Stated goal. Reply only with how many lines contain the word "Agence".

Start of Data to use

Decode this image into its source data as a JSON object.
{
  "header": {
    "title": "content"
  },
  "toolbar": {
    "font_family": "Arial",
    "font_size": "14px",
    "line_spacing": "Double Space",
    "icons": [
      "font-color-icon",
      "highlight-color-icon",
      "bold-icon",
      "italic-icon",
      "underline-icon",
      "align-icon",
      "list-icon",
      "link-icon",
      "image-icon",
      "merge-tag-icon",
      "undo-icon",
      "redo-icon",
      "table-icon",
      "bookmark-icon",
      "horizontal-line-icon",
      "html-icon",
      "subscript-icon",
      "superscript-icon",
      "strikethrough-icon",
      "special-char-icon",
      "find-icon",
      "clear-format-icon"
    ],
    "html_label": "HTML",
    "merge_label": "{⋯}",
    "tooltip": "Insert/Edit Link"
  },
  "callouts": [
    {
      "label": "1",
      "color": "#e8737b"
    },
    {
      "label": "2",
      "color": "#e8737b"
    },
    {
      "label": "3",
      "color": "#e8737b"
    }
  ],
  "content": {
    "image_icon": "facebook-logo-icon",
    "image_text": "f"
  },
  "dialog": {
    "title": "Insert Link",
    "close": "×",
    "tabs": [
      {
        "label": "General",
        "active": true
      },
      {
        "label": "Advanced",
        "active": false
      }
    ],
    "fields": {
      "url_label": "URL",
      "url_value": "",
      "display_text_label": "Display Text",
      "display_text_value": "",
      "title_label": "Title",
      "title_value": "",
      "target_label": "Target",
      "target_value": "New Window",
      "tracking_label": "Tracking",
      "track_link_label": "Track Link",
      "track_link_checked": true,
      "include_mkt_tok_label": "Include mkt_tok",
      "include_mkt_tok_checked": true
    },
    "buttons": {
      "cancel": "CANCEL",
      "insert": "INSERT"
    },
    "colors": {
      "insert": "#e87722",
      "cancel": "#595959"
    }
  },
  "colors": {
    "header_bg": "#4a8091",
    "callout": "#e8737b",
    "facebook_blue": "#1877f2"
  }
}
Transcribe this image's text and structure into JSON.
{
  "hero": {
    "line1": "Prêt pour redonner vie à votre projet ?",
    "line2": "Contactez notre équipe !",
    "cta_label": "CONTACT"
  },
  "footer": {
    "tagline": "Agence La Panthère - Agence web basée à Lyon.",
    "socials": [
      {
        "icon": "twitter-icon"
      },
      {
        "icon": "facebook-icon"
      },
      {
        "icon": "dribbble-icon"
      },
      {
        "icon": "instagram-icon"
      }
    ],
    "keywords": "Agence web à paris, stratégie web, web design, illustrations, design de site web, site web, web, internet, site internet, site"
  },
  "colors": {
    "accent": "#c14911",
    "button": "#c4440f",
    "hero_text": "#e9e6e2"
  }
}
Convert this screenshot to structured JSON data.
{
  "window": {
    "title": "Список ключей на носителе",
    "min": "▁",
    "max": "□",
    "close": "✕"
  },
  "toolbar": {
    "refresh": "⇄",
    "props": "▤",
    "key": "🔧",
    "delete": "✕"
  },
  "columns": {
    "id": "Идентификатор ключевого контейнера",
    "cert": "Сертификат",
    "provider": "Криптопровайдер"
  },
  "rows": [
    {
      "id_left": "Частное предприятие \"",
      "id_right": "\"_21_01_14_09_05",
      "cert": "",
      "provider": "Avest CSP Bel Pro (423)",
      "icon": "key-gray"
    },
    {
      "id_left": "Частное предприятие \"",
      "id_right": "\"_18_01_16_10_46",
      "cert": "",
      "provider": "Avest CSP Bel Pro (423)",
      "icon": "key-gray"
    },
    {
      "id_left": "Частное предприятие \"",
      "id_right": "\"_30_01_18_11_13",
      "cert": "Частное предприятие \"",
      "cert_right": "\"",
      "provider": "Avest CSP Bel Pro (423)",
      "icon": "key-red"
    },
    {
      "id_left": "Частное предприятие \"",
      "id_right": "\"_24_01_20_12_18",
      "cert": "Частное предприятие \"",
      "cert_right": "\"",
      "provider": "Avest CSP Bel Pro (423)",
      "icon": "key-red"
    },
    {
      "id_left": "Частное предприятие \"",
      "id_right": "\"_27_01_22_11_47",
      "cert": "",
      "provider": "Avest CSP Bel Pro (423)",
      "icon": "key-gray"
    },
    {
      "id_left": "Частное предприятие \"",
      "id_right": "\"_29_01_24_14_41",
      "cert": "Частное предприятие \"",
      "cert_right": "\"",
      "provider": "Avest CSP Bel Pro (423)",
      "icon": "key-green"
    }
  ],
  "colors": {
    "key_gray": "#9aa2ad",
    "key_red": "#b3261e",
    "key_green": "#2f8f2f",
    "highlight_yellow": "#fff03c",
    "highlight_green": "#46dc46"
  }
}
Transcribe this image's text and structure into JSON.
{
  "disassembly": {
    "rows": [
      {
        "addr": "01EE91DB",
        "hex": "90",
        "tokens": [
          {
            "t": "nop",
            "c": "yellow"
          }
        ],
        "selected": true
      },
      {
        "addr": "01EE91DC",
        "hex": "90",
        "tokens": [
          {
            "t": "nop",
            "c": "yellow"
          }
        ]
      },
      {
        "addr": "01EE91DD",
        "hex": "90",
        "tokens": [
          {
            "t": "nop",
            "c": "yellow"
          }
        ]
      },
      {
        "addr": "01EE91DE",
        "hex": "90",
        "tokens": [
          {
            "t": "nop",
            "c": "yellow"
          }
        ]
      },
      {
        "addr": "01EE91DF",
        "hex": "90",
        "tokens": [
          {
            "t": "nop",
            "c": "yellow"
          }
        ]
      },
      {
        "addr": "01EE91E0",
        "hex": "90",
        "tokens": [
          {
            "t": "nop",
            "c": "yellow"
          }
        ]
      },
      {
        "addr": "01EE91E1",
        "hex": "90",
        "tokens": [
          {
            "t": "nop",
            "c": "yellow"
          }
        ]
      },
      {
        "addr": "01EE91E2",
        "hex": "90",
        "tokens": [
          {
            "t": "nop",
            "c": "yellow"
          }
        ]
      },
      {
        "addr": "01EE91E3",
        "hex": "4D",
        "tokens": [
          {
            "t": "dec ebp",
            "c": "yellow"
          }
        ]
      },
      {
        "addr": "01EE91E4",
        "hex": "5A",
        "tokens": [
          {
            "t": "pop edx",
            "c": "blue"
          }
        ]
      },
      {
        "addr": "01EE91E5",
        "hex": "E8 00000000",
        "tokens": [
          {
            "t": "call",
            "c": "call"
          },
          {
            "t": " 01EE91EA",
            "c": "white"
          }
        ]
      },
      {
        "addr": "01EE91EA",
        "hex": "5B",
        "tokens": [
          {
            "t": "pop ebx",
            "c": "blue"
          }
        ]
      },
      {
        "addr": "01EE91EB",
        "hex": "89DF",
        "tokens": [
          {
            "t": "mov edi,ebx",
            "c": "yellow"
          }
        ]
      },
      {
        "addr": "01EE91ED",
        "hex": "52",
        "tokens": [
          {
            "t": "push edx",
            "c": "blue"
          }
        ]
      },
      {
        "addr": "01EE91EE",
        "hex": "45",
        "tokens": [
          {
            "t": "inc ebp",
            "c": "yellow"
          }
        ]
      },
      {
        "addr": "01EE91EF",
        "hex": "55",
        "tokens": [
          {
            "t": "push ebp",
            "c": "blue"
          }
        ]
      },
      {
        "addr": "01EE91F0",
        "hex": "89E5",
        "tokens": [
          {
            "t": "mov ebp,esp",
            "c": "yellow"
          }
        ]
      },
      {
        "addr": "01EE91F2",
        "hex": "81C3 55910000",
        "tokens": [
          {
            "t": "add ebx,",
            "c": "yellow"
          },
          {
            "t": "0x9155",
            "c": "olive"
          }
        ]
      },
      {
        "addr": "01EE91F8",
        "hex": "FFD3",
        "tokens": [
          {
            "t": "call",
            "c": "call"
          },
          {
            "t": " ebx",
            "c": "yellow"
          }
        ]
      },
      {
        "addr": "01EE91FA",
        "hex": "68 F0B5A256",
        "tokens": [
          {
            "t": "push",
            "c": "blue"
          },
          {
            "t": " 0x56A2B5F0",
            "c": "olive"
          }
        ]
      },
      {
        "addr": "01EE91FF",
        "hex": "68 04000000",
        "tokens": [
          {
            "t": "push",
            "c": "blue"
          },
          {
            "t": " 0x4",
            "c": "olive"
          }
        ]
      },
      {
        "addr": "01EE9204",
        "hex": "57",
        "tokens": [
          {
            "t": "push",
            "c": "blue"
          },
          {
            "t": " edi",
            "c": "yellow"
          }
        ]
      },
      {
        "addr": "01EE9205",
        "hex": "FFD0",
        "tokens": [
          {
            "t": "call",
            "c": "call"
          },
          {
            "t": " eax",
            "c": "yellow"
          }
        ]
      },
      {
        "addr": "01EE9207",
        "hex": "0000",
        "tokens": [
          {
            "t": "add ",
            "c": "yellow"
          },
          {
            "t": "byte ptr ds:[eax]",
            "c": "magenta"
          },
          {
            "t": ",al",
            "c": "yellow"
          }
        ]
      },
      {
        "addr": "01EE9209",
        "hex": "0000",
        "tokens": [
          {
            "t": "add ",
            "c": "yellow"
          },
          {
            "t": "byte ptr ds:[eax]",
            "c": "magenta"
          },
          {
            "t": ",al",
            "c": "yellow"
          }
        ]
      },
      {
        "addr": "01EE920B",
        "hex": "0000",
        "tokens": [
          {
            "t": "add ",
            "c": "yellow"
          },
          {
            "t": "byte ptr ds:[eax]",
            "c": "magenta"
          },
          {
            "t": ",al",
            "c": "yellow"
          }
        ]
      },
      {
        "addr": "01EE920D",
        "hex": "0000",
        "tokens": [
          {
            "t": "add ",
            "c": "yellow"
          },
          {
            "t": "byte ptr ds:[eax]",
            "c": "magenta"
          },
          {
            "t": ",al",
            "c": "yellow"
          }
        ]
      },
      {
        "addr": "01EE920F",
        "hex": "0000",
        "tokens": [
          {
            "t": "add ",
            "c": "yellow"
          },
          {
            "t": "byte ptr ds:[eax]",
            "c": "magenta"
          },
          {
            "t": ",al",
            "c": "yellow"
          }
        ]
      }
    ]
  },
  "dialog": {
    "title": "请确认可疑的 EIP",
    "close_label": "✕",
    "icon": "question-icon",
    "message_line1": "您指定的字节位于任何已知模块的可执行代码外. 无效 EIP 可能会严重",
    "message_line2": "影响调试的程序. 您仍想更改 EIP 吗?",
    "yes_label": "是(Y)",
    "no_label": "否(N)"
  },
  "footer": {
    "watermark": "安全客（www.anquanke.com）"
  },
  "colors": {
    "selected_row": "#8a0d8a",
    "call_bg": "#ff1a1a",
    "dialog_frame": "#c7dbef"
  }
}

End of Data to use

Solution to this problem. 2